Copy out every line containing the word "acid".

(Collection entries)
>>>>>

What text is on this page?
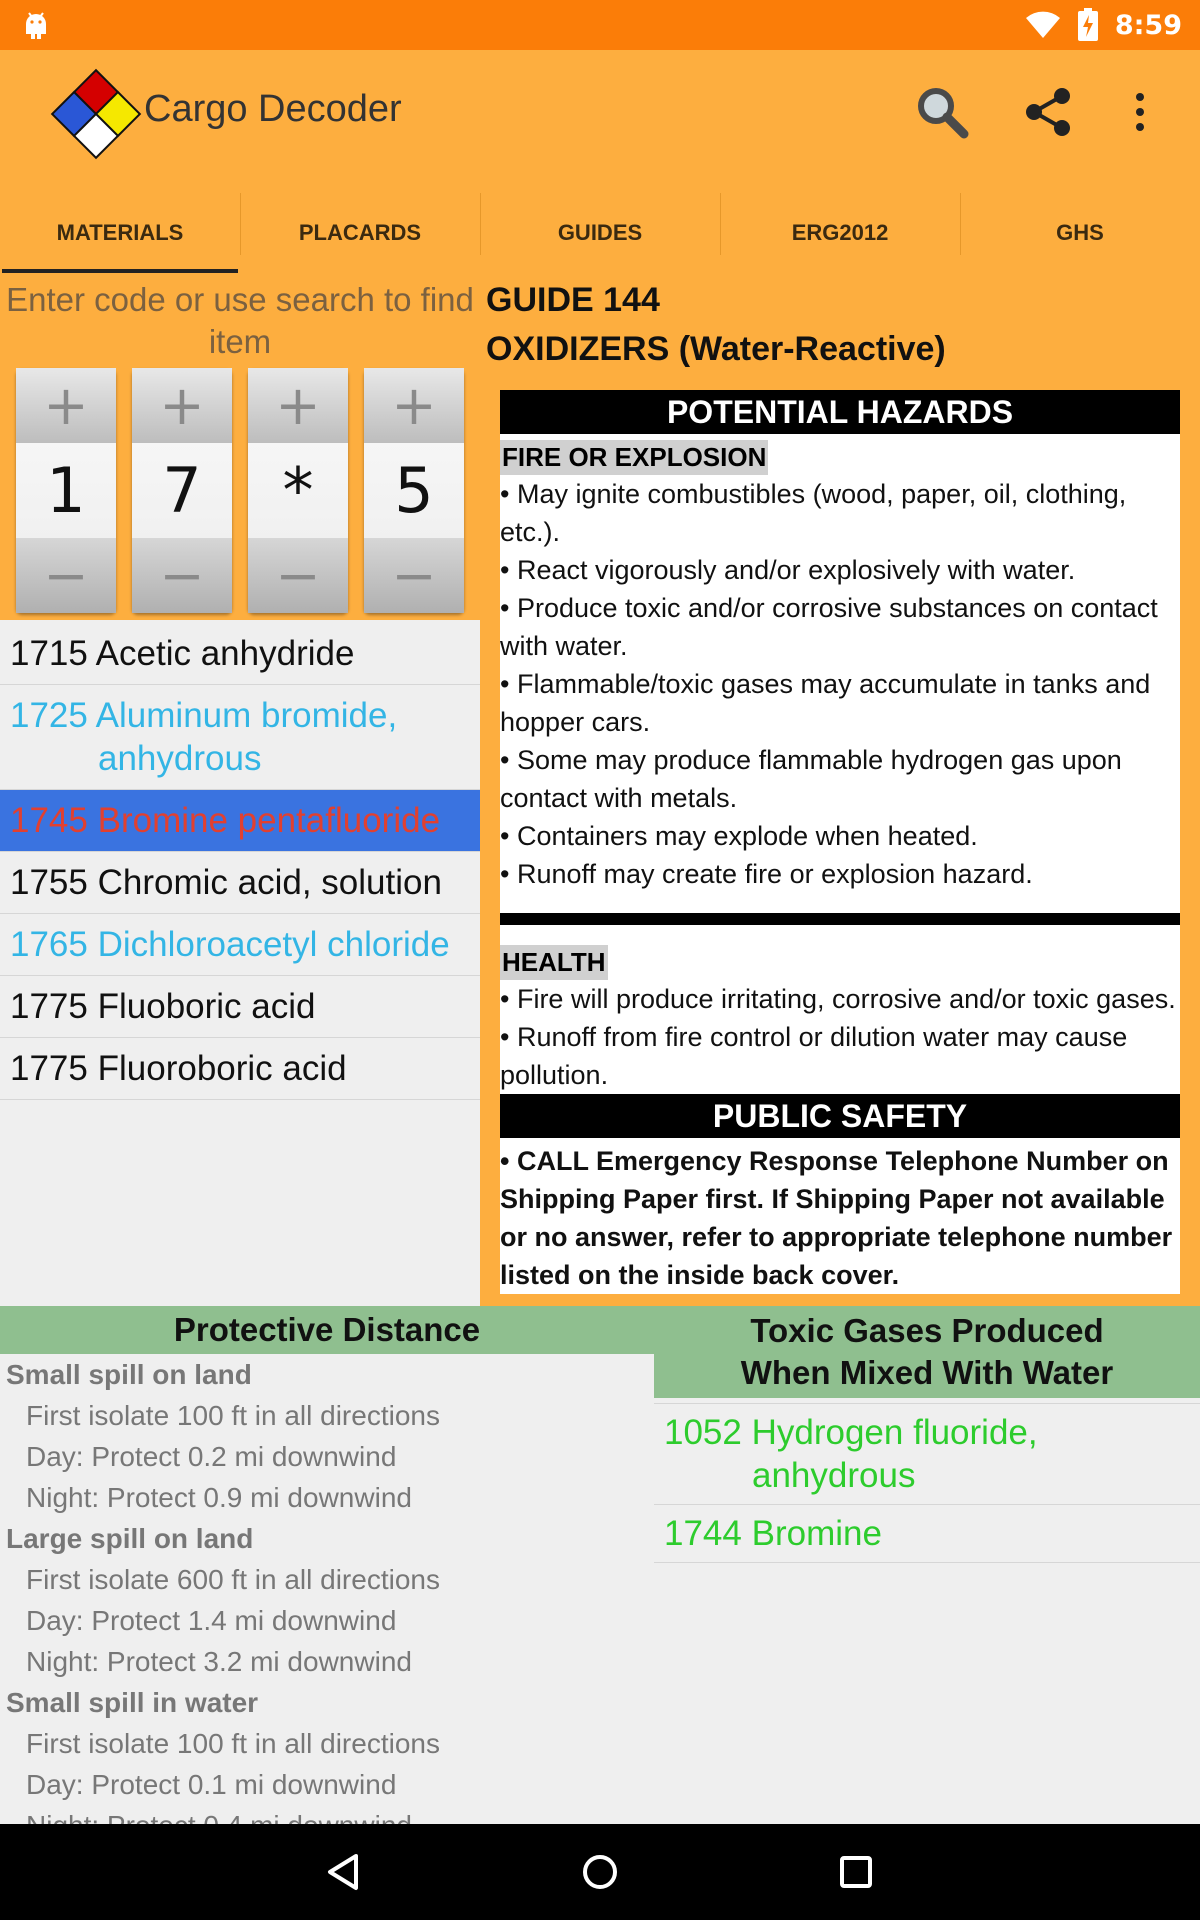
8:59
Cargo Decoder
MATERIALS	PLACARDS	GUIDES	ERG2012	GHS
Enter code or use search to find item
+
1
−
+
7
−
+
*
−
+
5
−
1715 Acetic anhydride
1725 Aluminum bromide,
anhydrous
1745 Bromine pentafluoride
1755 Chromic acid, solution
1765 Dichloroacetyl chloride
1775 Fluoboric acid
1775 Fluoroboric acid
GUIDE 144
OXIDIZERS (Water-Reactive)
POTENTIAL HAZARDS
FIRE OR EXPLOSION
• May ignite combustibles (wood, paper, oil, clothing, etc.).
• React vigorously and/or explosively with water.
• Produce toxic and/or corrosive substances on contact with water.
• Flammable/toxic gases may accumulate in tanks and hopper cars.
• Some may produce flammable hydrogen gas upon contact with metals.
• Containers may explode when heated.
• Runoff may create fire or explosion hazard.
HEALTH
• Fire will produce irritating, corrosive and/or toxic gases.
• Runoff from fire control or dilution water may cause pollution.
PUBLIC SAFETY
• CALL Emergency Response Telephone Number on Shipping Paper first. If Shipping Paper not available or no answer, refer to appropriate telephone number listed on the inside back cover.
Protective Distance
Small spill on land
First isolate 100 ft in all directions
Day: Protect 0.2 mi downwind
Night: Protect 0.9 mi downwind
Large spill on land
First isolate 600 ft in all directions
Day: Protect 1.4 mi downwind
Night: Protect 3.2 mi downwind
Small spill in water
First isolate 100 ft in all directions
Day: Protect 0.1 mi downwind
Toxic Gases Produced
When Mixed With Water
1052 Hydrogen fluoride,
anhydrous
1744 Bromine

<<<<<

### [WRITTEN RESPONSE]
1755 Chromic acid, solution
1775 Fluoboric acid
1775 Fluoroboric acid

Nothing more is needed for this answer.